PROBLEM TO WORK ON -
Return the lines unchanged, from the very first one through the line that contains "vacancy-lot xyxy=(216,431,226,448)", including that line.
— begin MATERIAL PROVIDED —
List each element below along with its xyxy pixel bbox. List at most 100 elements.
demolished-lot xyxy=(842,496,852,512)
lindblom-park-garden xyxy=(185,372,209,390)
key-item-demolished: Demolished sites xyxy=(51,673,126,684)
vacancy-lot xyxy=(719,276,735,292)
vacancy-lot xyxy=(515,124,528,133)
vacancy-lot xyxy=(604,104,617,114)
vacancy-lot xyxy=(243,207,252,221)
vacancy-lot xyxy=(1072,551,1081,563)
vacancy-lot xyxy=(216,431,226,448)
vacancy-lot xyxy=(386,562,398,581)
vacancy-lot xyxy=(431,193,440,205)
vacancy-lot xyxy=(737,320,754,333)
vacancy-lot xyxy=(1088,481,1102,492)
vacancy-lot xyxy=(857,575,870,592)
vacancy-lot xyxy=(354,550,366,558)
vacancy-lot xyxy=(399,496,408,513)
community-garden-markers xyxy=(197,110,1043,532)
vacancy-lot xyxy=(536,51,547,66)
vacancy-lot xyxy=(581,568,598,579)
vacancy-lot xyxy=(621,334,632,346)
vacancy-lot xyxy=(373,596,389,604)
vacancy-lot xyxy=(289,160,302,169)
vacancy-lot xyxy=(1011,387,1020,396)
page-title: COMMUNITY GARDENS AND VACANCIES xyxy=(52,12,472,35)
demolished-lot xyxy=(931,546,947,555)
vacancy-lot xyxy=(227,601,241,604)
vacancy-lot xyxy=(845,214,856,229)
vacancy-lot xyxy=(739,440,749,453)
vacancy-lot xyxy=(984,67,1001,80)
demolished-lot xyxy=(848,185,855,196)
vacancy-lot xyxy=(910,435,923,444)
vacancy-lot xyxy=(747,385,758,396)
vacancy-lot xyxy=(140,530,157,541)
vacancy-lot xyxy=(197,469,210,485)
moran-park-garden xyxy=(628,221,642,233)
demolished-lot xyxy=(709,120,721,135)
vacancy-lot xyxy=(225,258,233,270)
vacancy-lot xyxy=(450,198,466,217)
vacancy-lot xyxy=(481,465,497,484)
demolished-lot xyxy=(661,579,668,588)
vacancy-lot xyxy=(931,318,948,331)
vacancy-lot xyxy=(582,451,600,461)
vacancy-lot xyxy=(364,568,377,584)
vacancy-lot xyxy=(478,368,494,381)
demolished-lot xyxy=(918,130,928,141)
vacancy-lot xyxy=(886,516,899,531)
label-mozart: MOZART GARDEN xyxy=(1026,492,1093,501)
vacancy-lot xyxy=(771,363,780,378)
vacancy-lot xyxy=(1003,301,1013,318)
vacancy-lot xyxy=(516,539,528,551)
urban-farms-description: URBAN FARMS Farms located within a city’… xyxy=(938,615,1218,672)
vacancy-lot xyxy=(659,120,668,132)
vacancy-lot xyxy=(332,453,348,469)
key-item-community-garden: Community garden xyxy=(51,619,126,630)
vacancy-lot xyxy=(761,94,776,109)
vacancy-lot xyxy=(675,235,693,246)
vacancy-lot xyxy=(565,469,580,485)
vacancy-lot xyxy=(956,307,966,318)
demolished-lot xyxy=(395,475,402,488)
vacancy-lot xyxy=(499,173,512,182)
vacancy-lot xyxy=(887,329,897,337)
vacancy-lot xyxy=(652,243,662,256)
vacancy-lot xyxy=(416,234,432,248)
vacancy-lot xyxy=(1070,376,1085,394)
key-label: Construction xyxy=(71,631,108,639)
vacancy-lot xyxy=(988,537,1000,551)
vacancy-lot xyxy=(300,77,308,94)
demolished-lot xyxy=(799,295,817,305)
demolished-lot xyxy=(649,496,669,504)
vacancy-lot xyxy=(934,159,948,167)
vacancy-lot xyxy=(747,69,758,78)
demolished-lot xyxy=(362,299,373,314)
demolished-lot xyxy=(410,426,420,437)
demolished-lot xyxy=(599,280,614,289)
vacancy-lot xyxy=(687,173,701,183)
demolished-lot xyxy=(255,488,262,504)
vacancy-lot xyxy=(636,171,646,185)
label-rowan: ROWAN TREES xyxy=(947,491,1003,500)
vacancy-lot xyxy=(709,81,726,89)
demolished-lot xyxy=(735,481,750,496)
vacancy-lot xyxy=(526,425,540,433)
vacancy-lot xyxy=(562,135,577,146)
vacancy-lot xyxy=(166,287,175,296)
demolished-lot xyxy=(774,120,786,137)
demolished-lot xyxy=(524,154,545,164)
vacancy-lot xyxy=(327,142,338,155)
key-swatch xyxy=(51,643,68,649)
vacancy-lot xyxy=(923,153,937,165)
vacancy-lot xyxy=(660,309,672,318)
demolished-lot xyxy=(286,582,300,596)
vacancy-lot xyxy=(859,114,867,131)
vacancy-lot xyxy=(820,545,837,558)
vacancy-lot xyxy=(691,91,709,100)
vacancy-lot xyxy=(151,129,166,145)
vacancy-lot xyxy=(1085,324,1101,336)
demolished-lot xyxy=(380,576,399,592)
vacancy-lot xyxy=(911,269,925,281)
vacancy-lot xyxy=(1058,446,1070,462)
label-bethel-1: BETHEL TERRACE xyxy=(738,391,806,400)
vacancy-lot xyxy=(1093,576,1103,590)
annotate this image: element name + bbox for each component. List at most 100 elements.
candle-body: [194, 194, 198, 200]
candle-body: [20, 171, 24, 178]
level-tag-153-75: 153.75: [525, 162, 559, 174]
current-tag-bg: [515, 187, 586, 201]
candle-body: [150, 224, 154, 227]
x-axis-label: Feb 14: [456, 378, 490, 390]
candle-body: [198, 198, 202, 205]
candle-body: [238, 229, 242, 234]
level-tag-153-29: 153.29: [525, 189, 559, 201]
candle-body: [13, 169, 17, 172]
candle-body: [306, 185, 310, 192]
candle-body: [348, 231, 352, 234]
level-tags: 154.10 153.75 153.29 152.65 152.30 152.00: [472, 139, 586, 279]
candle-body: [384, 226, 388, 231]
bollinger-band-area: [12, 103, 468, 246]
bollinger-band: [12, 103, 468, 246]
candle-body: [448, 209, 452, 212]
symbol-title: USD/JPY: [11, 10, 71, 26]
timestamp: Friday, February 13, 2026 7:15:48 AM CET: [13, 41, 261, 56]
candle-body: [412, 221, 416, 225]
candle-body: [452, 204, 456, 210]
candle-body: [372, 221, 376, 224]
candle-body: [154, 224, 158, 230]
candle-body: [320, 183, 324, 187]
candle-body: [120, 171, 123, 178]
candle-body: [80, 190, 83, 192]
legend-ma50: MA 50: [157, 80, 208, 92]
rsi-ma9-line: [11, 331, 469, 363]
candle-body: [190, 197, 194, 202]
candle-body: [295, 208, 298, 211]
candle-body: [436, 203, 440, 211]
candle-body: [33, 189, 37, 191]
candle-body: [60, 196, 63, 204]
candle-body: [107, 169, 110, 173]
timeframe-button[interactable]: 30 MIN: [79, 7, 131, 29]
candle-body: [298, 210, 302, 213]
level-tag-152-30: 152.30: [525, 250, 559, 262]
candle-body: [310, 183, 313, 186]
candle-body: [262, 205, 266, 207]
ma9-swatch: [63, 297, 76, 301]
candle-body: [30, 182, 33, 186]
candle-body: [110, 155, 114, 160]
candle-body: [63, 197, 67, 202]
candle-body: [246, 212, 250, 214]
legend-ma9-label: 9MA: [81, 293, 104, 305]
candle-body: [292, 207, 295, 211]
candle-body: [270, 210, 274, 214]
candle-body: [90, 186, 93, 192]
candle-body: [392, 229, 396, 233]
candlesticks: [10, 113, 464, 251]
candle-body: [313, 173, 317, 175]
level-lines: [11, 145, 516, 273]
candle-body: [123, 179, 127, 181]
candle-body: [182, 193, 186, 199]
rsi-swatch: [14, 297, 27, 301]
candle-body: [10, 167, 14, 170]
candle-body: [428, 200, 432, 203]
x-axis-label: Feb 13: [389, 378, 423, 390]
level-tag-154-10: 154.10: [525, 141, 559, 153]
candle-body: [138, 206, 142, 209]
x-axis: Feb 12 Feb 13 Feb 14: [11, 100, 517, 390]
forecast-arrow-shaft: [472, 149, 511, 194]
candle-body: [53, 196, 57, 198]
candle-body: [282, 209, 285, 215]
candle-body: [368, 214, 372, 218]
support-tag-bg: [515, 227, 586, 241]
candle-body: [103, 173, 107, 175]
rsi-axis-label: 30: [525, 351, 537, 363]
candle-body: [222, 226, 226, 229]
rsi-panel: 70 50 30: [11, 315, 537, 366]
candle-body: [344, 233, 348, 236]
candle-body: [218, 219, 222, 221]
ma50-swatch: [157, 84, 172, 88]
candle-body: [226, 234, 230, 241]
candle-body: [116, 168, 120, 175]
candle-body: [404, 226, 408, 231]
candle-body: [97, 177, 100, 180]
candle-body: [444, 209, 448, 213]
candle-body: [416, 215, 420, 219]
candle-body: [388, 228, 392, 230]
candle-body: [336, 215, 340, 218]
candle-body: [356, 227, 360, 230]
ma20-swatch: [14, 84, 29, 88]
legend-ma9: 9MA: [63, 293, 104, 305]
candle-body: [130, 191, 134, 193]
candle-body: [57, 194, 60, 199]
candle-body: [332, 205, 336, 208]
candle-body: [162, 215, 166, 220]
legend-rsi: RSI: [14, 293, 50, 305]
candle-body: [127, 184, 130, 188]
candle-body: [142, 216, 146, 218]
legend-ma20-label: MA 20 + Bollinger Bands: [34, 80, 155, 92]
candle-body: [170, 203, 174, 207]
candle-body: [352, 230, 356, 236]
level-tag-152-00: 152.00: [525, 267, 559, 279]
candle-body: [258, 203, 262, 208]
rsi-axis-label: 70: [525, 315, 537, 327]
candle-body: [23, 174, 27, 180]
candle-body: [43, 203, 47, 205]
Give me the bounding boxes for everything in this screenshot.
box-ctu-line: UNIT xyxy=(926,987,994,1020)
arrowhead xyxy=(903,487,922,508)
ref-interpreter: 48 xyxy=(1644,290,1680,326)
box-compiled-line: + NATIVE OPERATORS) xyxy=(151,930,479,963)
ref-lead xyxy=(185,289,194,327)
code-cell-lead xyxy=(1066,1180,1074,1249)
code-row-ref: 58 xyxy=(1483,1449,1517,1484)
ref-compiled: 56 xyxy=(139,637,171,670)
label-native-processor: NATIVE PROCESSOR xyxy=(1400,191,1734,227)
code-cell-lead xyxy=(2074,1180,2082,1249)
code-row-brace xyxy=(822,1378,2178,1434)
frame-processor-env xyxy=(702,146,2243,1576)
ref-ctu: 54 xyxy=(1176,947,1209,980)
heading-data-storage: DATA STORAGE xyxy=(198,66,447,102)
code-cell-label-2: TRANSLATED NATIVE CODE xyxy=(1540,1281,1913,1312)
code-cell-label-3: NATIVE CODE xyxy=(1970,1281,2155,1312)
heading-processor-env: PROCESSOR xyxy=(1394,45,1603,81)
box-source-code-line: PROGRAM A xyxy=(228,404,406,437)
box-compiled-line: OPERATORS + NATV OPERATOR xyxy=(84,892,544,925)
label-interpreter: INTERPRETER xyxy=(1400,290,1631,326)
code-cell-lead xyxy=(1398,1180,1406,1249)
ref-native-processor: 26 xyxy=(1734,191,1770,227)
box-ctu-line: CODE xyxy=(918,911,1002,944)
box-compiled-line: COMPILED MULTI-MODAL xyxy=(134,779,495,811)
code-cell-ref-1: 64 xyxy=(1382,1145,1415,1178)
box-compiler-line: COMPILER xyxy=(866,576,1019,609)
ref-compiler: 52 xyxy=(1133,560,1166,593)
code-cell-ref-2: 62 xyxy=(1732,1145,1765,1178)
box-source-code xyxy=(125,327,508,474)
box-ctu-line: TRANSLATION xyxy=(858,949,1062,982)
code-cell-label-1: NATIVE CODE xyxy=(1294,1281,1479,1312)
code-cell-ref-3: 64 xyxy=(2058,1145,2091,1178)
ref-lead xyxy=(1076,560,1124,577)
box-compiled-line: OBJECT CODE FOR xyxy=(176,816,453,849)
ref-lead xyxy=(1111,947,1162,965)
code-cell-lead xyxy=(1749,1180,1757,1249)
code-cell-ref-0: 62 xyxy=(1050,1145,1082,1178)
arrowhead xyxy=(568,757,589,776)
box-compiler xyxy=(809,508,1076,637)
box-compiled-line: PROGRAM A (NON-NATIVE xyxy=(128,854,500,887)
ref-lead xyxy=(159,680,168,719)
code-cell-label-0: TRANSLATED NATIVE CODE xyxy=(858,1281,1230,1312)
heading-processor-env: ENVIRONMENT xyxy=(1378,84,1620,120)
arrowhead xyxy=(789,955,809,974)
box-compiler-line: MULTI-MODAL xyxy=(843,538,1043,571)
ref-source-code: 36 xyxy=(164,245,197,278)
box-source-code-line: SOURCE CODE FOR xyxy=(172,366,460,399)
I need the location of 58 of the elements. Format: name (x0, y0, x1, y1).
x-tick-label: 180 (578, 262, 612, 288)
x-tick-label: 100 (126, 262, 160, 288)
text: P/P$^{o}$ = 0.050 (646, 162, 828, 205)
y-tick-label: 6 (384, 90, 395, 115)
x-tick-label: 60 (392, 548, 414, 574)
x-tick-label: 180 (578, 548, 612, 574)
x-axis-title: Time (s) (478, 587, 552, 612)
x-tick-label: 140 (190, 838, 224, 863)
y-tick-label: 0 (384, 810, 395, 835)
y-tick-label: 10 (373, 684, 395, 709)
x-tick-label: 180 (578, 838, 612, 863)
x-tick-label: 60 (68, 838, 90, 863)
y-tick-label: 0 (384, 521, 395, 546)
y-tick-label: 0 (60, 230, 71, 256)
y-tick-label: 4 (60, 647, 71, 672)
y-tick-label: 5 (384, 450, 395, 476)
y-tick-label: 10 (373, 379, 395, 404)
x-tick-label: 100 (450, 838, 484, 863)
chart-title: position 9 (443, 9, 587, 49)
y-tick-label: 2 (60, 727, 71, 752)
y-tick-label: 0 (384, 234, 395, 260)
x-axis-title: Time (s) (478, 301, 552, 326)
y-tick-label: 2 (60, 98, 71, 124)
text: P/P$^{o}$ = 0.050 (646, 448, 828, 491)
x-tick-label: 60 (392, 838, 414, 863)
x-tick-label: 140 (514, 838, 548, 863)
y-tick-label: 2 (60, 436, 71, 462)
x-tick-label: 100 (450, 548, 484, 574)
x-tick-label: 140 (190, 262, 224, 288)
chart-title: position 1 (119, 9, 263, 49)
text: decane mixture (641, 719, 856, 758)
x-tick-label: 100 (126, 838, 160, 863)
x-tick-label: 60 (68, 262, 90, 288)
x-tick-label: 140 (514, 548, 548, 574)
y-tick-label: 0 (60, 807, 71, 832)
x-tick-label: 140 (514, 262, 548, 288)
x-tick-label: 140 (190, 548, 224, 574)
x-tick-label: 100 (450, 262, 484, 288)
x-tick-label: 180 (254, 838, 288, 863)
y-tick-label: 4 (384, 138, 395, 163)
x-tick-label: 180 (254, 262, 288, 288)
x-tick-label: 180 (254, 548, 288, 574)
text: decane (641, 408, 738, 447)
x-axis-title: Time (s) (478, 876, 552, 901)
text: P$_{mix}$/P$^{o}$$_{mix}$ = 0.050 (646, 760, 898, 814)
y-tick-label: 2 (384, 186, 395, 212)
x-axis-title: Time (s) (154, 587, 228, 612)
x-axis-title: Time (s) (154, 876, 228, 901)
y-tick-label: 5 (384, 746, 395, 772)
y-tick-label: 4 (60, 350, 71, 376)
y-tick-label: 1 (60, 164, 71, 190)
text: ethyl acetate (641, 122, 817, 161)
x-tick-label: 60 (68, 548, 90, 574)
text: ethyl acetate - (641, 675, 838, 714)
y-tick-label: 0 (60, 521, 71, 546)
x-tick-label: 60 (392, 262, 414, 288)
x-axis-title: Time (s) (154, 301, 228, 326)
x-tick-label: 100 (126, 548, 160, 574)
— end MATERIAL PROVIDED —
RESPONSE TO THIS EXERCISE -
List each element below along with its xyxy pixel bbox. List at most 100 elements.
demolished-lot xyxy=(842,496,852,512)
lindblom-park-garden xyxy=(185,372,209,390)
key-item-demolished: Demolished sites xyxy=(51,673,126,684)
vacancy-lot xyxy=(719,276,735,292)
vacancy-lot xyxy=(515,124,528,133)
vacancy-lot xyxy=(604,104,617,114)
vacancy-lot xyxy=(243,207,252,221)
vacancy-lot xyxy=(1072,551,1081,563)
vacancy-lot xyxy=(216,431,226,448)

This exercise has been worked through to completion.